• **The request**:
Copy the lines below without any changes, from the line that contains "- temp-point: [1651, 275, 1660, 284]" through the line that contains "- temp-point: [715, 231, 724, 240]". Include both of those lines.

• **Exercise inputs**:
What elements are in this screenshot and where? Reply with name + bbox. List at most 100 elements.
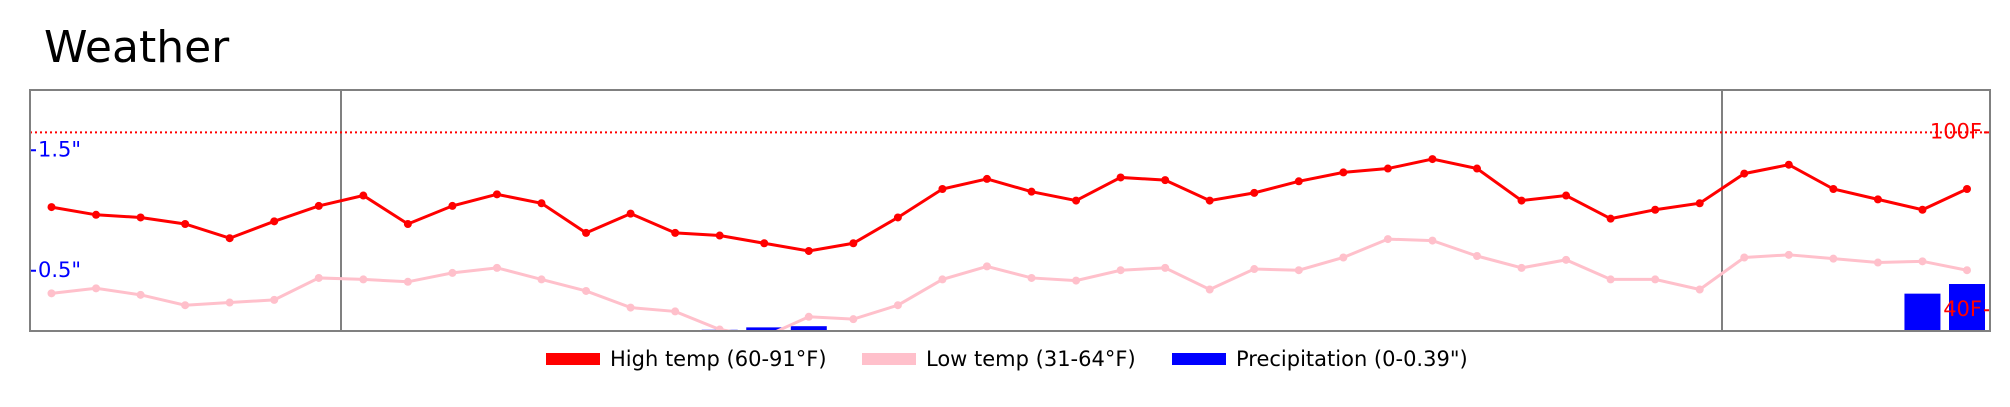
- temp-point: [1651, 275, 1660, 284]
- temp-point: [1873, 258, 1882, 267]
- temp-point: [1472, 164, 1481, 173]
- temp-point: [403, 219, 412, 228]
- legend-label: Precipitation (0-0.39"): [1236, 347, 1468, 371]
- temp-point: [1873, 195, 1882, 204]
- temp-point: [582, 228, 591, 237]
- temp-point: [849, 315, 858, 324]
- temp-point: [1918, 205, 1927, 214]
- temp-point: [92, 284, 101, 293]
- legend-label: Low temp (31-64°F): [926, 347, 1136, 371]
- temp-point: [715, 231, 724, 240]
- temp-point: [492, 263, 501, 272]
- temp-point: [1250, 265, 1259, 274]
- temp-point: [1205, 285, 1214, 294]
- temp-point: [1116, 173, 1125, 182]
- temp-point: [1517, 196, 1526, 205]
- legend-swatch: [1172, 353, 1226, 365]
- legend-label: High temp (60-91°F): [610, 347, 827, 371]
- chart-title: Weather: [44, 22, 230, 73]
- temp-point: [893, 213, 902, 222]
- temp-point: [1294, 266, 1303, 275]
- temp-point: [1695, 285, 1704, 294]
- temp-point: [181, 301, 190, 310]
- temp-point: [359, 275, 368, 284]
- temp-point: [537, 199, 546, 208]
- temp-point: [1517, 263, 1526, 272]
- temp-point: [1472, 252, 1481, 261]
- temp-point: [938, 185, 947, 194]
- temp-point: [1428, 236, 1437, 245]
- temp-point: [359, 191, 368, 200]
- precip-bar: [790, 326, 827, 331]
- temp-point: [1428, 155, 1437, 164]
- y2-tick-label: 100F: [1930, 119, 1982, 143]
- temp-point: [1116, 266, 1125, 275]
- temp-point: [1562, 255, 1571, 264]
- temp-point: [1161, 263, 1170, 272]
- temp-point: [1383, 164, 1392, 173]
- temp-point: [1606, 214, 1615, 223]
- temp-point: [92, 210, 101, 219]
- temp-point: [1784, 250, 1793, 259]
- temp-point: [270, 295, 279, 304]
- temp-point: [47, 289, 56, 298]
- temp-point: [1383, 235, 1392, 244]
- temp-point: [804, 312, 813, 321]
- temp-point: [314, 201, 323, 210]
- legend-swatch: [546, 353, 600, 365]
- temp-line: [51, 237, 1968, 331]
- y2-tick-label: 40F: [1943, 297, 1982, 321]
- temp-point: [1072, 196, 1081, 205]
- temp-point: [136, 213, 145, 222]
- temp-point: [1918, 257, 1927, 266]
- temp-point: [626, 209, 635, 218]
- temp-point: [760, 239, 769, 248]
- y-tick-label: 0.5": [38, 258, 81, 282]
- temp-point: [1161, 176, 1170, 185]
- temp-point: [982, 174, 991, 183]
- temp-point: [181, 219, 190, 228]
- temp-point: [1740, 169, 1749, 178]
- temp-point: [1027, 187, 1036, 196]
- temp-point: [982, 262, 991, 271]
- temp-point: [1784, 160, 1793, 169]
- temp-point: [626, 303, 635, 312]
- temp-point: [403, 277, 412, 286]
- temp-point: [537, 275, 546, 284]
- temp-point: [136, 290, 145, 299]
- temp-point: [225, 298, 234, 307]
- y-tick-label: 1.5": [38, 137, 81, 161]
- temp-point: [1072, 276, 1081, 285]
- temp-point: [849, 239, 858, 248]
- temp-point: [1205, 196, 1214, 205]
- temp-point: [1829, 185, 1838, 194]
- temp-point: [1963, 266, 1971, 275]
- temp-point: [1740, 253, 1749, 262]
- temp-point: [671, 307, 680, 316]
- temp-point: [938, 275, 947, 284]
- temp-point: [448, 268, 457, 277]
- temp-point: [314, 273, 323, 282]
- precip-bar: [1904, 293, 1941, 331]
- legend-swatch: [862, 353, 916, 365]
- temp-point: [270, 217, 279, 226]
- temp-point: [1027, 273, 1036, 282]
- temp-point: [1651, 205, 1660, 214]
- temp-point: [1339, 253, 1348, 262]
- temp-point: [582, 286, 591, 295]
- temp-point: [448, 201, 457, 210]
- temp-point: [760, 333, 768, 341]
- temp-point: [1695, 199, 1704, 208]
- temp-point: [671, 228, 680, 237]
- temp-point: [1250, 188, 1259, 197]
- temp-point: [1339, 168, 1348, 177]
- temp-point: [715, 325, 724, 331]
- temp-point: [893, 301, 902, 310]
- plot-frame: [29, 89, 1991, 332]
- temp-point: [1963, 185, 1971, 194]
- temp-point: [492, 190, 501, 199]
- temp-point: [1294, 177, 1303, 186]
- precip-bar: [746, 327, 783, 331]
- temp-point: [225, 234, 234, 243]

• **Output of the task**:
- temp-point: [1651, 275, 1660, 284]
- temp-point: [1873, 258, 1882, 267]
- temp-point: [1472, 164, 1481, 173]
- temp-point: [403, 219, 412, 228]
- legend-label: Precipitation (0-0.39"): [1236, 347, 1468, 371]
- temp-point: [1873, 195, 1882, 204]
- temp-point: [582, 228, 591, 237]
- temp-point: [849, 315, 858, 324]
- temp-point: [1918, 205, 1927, 214]
- temp-point: [92, 284, 101, 293]
- legend-label: Low temp (31-64°F): [926, 347, 1136, 371]
- temp-point: [715, 231, 724, 240]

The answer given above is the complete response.